# [What to work on]
Select, from the material below, each line with "переведенных" in it.
------------------------------------------------
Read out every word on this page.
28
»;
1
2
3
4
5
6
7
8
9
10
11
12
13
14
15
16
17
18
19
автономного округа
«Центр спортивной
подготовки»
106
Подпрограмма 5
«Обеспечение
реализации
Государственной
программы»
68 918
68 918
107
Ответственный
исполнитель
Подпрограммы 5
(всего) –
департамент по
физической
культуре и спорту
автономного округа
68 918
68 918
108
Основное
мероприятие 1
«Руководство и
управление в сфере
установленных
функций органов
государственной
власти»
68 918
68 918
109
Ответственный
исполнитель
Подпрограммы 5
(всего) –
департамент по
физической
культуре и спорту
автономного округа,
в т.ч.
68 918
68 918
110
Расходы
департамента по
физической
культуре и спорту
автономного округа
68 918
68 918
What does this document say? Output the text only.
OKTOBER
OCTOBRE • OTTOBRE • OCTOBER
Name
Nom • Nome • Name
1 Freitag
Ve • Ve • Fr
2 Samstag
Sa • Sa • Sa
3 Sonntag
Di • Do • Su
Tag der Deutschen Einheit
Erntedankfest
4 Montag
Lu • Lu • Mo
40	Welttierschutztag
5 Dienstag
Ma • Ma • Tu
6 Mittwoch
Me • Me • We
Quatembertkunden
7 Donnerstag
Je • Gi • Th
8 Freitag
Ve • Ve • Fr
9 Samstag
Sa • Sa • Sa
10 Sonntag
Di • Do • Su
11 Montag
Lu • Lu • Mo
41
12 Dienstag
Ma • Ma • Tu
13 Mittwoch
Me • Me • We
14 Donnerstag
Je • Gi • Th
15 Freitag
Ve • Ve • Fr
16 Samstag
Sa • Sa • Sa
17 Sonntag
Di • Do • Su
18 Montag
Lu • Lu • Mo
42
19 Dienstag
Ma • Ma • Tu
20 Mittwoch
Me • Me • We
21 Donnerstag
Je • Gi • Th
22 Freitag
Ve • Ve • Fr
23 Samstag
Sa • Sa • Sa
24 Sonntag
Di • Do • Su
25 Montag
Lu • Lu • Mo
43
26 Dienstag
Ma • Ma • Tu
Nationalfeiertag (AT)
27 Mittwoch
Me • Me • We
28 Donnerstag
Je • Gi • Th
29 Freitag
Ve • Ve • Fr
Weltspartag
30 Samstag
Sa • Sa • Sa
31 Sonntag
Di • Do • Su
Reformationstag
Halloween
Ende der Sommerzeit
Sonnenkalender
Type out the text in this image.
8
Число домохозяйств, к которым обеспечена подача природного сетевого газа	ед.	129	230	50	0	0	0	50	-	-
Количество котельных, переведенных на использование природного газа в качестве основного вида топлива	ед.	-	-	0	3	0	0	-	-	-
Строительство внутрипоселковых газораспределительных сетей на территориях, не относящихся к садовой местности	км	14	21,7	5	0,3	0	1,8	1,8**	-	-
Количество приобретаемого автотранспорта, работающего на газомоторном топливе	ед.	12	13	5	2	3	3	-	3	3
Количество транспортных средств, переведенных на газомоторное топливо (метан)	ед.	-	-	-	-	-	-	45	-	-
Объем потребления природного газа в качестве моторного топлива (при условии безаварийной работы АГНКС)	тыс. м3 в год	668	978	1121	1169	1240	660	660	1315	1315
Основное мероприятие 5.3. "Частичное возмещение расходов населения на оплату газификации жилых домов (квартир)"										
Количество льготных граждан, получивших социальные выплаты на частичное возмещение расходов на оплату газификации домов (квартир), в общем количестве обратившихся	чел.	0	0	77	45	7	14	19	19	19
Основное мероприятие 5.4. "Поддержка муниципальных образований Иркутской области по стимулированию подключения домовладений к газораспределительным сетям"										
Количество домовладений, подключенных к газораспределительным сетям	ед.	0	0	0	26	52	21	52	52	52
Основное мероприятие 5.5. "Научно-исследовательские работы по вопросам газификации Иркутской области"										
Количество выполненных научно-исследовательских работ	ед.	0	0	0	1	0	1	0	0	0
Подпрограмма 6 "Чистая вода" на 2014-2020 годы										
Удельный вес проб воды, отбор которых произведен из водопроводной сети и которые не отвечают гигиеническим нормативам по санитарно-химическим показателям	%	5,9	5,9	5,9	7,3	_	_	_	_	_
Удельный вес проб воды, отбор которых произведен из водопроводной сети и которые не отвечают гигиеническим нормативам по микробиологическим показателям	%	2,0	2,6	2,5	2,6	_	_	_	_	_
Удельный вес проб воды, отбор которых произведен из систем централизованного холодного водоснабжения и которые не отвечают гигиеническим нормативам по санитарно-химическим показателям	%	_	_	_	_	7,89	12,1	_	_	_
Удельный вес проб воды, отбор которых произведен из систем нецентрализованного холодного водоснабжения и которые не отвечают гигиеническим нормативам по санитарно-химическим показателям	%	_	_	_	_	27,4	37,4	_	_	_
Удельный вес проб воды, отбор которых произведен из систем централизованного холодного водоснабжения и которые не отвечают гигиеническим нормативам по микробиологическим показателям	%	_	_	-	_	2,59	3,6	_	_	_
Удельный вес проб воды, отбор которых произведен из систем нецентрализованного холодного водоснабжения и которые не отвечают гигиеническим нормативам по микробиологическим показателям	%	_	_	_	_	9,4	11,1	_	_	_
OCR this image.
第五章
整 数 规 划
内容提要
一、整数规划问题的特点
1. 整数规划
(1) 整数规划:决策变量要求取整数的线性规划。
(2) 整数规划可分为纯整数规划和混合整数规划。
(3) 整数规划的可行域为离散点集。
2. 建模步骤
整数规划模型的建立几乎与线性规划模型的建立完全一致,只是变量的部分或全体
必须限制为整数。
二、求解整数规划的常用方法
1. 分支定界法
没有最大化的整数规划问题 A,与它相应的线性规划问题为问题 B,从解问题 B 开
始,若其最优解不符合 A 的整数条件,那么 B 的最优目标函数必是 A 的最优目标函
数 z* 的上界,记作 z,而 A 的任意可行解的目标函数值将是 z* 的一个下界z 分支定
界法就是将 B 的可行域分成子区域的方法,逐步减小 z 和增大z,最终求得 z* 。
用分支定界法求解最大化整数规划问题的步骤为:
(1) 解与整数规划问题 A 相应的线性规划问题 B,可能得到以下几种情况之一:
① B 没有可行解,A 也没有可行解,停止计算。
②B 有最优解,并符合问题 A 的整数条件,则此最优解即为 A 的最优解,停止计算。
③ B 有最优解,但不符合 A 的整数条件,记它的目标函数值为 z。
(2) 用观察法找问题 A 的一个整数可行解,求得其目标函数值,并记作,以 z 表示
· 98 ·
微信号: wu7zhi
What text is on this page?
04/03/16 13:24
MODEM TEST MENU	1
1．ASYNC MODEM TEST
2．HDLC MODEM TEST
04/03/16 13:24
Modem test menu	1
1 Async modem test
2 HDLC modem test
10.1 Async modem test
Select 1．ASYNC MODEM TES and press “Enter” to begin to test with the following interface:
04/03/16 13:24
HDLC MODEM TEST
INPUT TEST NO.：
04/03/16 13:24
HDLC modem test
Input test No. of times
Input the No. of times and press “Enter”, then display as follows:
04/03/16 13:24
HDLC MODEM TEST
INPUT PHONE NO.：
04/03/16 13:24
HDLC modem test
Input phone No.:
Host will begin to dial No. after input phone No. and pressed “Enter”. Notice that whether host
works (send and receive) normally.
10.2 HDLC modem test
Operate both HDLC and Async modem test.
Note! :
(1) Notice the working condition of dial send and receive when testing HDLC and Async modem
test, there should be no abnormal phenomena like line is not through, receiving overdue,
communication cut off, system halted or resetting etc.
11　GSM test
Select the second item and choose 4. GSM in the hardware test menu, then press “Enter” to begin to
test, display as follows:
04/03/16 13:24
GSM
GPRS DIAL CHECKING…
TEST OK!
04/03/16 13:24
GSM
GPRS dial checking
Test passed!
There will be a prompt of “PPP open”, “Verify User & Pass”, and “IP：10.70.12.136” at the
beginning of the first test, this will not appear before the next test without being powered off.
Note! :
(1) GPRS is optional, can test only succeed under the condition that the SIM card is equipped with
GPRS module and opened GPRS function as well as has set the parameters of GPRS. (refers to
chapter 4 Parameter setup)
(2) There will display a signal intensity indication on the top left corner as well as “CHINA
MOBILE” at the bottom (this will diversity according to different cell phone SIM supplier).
------------------------------------------------
# [Result]
Количество котельных, переведенных на использование природного газа в качестве основного вида топлива	ед.	-	-	0	3	0	0	-	-	-
Количество транспортных средств, переведенных на газомоторное топливо (метан)	ед.	-	-	-	-	-	-	45	-	-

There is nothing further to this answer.